Report all lines from the entries below in which "type" appears.

▶ _Source data_:
....

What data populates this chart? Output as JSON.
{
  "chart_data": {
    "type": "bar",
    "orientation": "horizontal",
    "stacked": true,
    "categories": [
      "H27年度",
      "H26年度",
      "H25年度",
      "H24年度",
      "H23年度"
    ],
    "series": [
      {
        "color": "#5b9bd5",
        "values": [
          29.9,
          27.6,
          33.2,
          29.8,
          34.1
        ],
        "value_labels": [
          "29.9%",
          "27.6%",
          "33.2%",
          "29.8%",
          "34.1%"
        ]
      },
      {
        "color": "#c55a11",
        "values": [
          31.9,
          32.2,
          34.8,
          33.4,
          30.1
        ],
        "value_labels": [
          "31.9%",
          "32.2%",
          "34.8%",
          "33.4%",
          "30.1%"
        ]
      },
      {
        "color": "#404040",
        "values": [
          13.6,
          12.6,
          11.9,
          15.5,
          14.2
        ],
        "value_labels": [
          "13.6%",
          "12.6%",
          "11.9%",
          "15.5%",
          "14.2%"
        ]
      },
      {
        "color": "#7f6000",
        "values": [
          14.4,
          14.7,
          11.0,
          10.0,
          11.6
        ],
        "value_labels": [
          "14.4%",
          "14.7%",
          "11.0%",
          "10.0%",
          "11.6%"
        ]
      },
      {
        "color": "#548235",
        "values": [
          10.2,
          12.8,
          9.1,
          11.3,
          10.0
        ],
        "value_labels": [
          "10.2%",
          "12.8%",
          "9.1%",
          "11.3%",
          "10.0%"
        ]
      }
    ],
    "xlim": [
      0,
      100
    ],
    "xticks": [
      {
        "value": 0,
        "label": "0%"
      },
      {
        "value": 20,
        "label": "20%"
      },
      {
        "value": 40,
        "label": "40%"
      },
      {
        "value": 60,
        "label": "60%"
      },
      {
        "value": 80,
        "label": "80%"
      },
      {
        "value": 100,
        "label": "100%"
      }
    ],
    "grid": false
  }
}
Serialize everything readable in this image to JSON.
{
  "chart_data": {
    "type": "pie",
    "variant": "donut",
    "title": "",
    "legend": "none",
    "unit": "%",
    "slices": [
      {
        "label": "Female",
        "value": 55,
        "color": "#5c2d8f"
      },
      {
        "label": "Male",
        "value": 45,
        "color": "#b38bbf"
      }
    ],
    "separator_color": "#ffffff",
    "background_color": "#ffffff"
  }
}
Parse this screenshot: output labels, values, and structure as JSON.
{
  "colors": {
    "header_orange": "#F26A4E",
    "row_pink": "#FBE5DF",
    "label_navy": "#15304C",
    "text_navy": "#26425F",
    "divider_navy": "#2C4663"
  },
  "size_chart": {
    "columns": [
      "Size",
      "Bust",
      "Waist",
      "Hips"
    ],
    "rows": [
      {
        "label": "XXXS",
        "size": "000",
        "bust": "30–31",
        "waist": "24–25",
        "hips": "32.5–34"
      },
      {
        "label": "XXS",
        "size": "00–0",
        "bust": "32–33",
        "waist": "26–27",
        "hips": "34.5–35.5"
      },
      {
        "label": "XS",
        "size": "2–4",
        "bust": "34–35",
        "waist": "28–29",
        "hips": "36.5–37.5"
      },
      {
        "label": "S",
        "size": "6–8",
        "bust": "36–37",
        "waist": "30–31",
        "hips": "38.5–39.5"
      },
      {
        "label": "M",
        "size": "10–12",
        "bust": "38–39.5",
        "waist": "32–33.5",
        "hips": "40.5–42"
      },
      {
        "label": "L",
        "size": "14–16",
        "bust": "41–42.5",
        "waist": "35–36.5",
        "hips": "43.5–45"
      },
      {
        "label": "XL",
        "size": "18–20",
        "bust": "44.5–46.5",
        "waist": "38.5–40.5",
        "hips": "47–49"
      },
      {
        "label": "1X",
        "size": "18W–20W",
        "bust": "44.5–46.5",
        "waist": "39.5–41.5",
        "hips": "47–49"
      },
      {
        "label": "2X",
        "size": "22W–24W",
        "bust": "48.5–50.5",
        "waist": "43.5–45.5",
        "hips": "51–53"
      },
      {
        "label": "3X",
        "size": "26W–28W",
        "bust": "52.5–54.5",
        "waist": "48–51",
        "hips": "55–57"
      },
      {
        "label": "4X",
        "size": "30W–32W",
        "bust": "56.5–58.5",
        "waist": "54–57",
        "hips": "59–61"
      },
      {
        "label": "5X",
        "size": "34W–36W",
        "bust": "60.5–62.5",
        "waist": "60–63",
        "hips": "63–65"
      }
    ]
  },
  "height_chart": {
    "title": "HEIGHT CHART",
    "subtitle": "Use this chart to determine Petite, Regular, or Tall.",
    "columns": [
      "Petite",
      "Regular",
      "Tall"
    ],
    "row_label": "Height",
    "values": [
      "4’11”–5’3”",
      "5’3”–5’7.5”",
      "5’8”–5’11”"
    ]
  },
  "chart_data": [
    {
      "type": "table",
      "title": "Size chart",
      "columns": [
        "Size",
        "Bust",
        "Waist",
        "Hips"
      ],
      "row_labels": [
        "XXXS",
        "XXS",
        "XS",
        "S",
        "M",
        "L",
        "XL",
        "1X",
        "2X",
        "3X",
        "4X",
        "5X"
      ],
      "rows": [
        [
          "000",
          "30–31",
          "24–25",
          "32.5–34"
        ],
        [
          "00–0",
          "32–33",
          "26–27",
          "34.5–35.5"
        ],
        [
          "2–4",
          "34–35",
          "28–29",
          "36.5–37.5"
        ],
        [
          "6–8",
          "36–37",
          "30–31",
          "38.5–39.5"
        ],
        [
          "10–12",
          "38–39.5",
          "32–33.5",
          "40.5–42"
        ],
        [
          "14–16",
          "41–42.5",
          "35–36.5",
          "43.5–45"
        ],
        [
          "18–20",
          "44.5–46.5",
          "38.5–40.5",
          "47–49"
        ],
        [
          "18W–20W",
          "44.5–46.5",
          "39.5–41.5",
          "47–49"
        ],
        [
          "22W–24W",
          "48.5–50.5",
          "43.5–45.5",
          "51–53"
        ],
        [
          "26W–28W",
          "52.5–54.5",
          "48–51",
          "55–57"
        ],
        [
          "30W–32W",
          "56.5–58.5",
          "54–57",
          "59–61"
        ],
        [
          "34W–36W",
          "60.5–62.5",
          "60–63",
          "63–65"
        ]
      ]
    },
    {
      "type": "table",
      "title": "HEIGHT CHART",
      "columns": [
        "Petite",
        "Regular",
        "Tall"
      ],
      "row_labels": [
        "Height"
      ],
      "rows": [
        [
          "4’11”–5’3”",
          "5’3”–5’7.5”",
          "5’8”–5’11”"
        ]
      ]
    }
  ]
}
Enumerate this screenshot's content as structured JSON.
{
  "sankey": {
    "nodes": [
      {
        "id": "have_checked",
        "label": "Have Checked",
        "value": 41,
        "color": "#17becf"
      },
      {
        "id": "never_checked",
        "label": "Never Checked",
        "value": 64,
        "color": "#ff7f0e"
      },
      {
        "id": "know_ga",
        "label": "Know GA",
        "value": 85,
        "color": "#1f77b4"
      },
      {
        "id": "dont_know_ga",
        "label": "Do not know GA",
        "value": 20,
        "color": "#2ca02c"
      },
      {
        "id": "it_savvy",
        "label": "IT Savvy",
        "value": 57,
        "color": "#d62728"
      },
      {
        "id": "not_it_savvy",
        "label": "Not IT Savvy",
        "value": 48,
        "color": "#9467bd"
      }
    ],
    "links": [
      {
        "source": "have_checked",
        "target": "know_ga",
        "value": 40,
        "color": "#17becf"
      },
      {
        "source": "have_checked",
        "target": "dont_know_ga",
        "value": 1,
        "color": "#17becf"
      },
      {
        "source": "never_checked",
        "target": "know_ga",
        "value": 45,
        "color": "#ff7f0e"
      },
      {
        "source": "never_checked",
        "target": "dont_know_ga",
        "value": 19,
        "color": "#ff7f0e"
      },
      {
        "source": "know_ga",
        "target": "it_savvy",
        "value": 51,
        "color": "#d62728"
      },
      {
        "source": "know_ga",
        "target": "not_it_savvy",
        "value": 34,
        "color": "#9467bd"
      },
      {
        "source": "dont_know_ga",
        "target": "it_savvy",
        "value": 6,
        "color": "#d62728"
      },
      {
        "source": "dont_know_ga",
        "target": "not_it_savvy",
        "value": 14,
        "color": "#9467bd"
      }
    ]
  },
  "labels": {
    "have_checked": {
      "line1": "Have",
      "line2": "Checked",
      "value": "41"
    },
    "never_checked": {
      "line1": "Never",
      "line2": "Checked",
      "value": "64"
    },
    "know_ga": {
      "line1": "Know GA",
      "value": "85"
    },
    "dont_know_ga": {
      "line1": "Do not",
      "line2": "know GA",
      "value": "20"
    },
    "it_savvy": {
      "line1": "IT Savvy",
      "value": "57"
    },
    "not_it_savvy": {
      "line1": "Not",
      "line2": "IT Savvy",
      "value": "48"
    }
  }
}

....

▶ _Response_:
    "type": "bar",
    "type": "pie",
      "type": "table",
      "type": "table",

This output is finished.